■ What to do
Would you quote every entry exactly, dropping only the pictures?

(Figure collection entries)
════

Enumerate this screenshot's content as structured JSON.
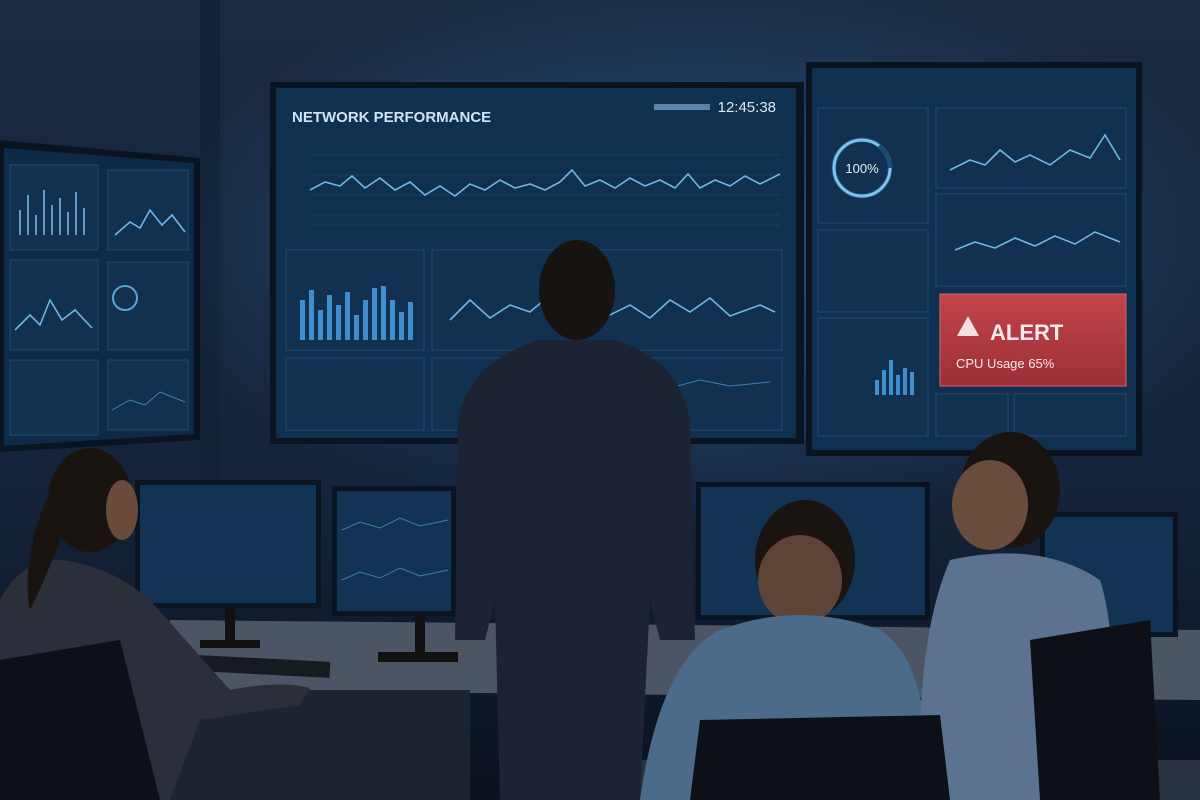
{
  "main_screen": {
    "title": "NETWORK PERFORMANCE",
    "clock": "12:45:38"
  },
  "right_screen": {
    "gauge_label": "100%",
    "alert": {
      "title": "ALERT",
      "message": "CPU Usage 65%"
    }
  }
}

════

■ Task response
Enumerate this screenshot's content as structured JSON.
{
  "main_screen": {
    "title": "NETWORK PERFORMANCE",
    "clock": "12:45:38"
  },
  "right_screen": {
    "gauge_label": "100%",
    "alert": {
      "title": "ALERT",
      "message": "CPU Usage 65%"
    }
  }
}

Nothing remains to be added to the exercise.